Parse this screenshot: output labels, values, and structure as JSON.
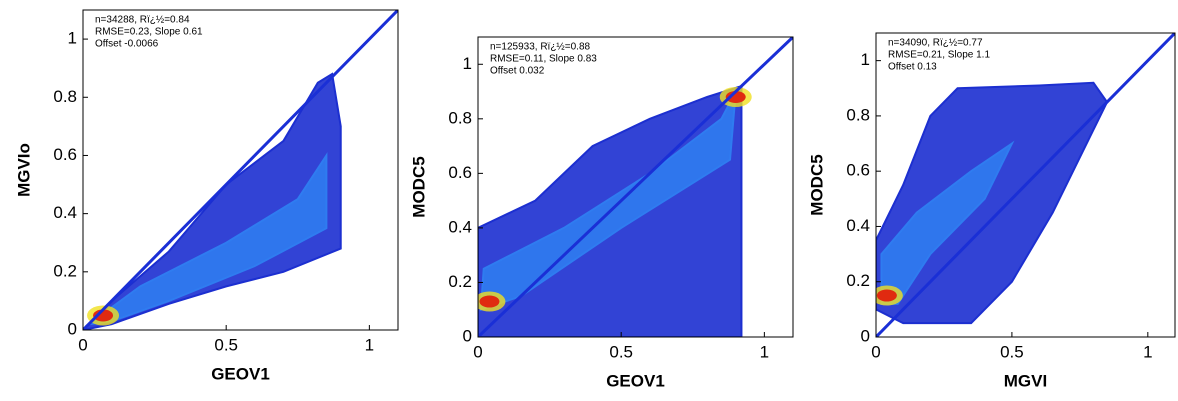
{
  "chart_data": [
    {
      "type": "density",
      "annotation": [
        "n=34288, Rï¿½=0.84",
        "RMSE=0.23, Slope  0.61",
        "Offset -0.0066"
      ],
      "xlabel": "GEOV1",
      "ylabel": "MGVIo",
      "xlim": [
        0,
        1.1
      ],
      "ylim": [
        0,
        1.1
      ],
      "xticks": [
        0,
        0.5,
        1
      ],
      "yticks": [
        0,
        0.2,
        0.4,
        0.6,
        0.8,
        1
      ],
      "regions": [
        {
          "color": "#1c2fd0",
          "x": [
            0,
            0.1,
            0.3,
            0.5,
            0.7,
            0.82,
            0.87,
            0.9,
            0.9,
            0.7,
            0.5,
            0.3,
            0.1
          ],
          "y": [
            0,
            0.1,
            0.27,
            0.5,
            0.65,
            0.85,
            0.88,
            0.7,
            0.28,
            0.2,
            0.15,
            0.09,
            0.02
          ]
        },
        {
          "color": "#2f7cf0",
          "x": [
            0.02,
            0.2,
            0.5,
            0.75,
            0.85,
            0.85,
            0.6,
            0.3,
            0.1
          ],
          "y": [
            0.02,
            0.15,
            0.3,
            0.45,
            0.6,
            0.35,
            0.22,
            0.1,
            0.03
          ]
        }
      ],
      "hotspots": {
        "color": "#e02a10",
        "x": [
          0.07
        ],
        "y": [
          0.05
        ]
      },
      "reference": {
        "color": "#1a2fd6",
        "x": [
          0,
          1.1
        ],
        "y": [
          0,
          1.1
        ]
      }
    },
    {
      "type": "density",
      "annotation": [
        "n=125933, Rï¿½=0.88",
        "RMSE=0.11, Slope  0.83",
        "Offset 0.032"
      ],
      "xlabel": "GEOV1",
      "ylabel": "MODC5",
      "xlim": [
        0,
        1.1
      ],
      "ylim": [
        0,
        1.1
      ],
      "xticks": [
        0,
        0.5,
        1
      ],
      "yticks": [
        0,
        0.2,
        0.4,
        0.6,
        0.8,
        1
      ],
      "regions": [
        {
          "color": "#1c2fd0",
          "x": [
            0,
            0,
            0.2,
            0.4,
            0.6,
            0.8,
            0.92,
            0.92,
            0.5,
            0.1
          ],
          "y": [
            0,
            0.4,
            0.5,
            0.7,
            0.8,
            0.88,
            0.92,
            0,
            0,
            0
          ]
        },
        {
          "color": "#2f7cf0",
          "x": [
            0.01,
            0.02,
            0.3,
            0.6,
            0.85,
            0.9,
            0.88,
            0.5,
            0.15
          ],
          "y": [
            0.1,
            0.25,
            0.4,
            0.6,
            0.8,
            0.9,
            0.65,
            0.4,
            0.15
          ]
        }
      ],
      "hotspots": {
        "color": "#e02a10",
        "x": [
          0.04,
          0.9
        ],
        "y": [
          0.13,
          0.88
        ]
      },
      "reference": {
        "color": "#1a2fd6",
        "x": [
          0,
          1.1
        ],
        "y": [
          0,
          1.1
        ]
      }
    },
    {
      "type": "density",
      "annotation": [
        "n=34090, Rï¿½=0.77",
        "RMSE=0.21, Slope  1.1",
        "Offset 0.13"
      ],
      "xlabel": "MGVI",
      "ylabel": "MODC5",
      "xlim": [
        0,
        1.1
      ],
      "ylim": [
        0,
        1.1
      ],
      "xticks": [
        0,
        0.5,
        1
      ],
      "yticks": [
        0,
        0.2,
        0.4,
        0.6,
        0.8,
        1
      ],
      "regions": [
        {
          "color": "#1c2fd0",
          "x": [
            0,
            0,
            0.1,
            0.2,
            0.3,
            0.6,
            0.8,
            0.85,
            0.8,
            0.65,
            0.5,
            0.35,
            0.1
          ],
          "y": [
            0.1,
            0.35,
            0.55,
            0.8,
            0.9,
            0.91,
            0.92,
            0.85,
            0.75,
            0.45,
            0.2,
            0.05,
            0.05
          ]
        },
        {
          "color": "#2f7cf0",
          "x": [
            0.02,
            0.02,
            0.15,
            0.35,
            0.5,
            0.4,
            0.2,
            0.08
          ],
          "y": [
            0.12,
            0.3,
            0.45,
            0.6,
            0.7,
            0.5,
            0.3,
            0.12
          ]
        }
      ],
      "hotspots": {
        "color": "#e02a10",
        "x": [
          0.04
        ],
        "y": [
          0.15
        ]
      },
      "reference": {
        "color": "#1a2fd6",
        "x": [
          0,
          1.1
        ],
        "y": [
          0,
          1.1
        ]
      }
    }
  ]
}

> _Work required_: Copy down every line of the material above that includes the string "Offset".

> _Final result_:
        "Offset -0.0066"
        "Offset 0.032"
        "Offset 0.13"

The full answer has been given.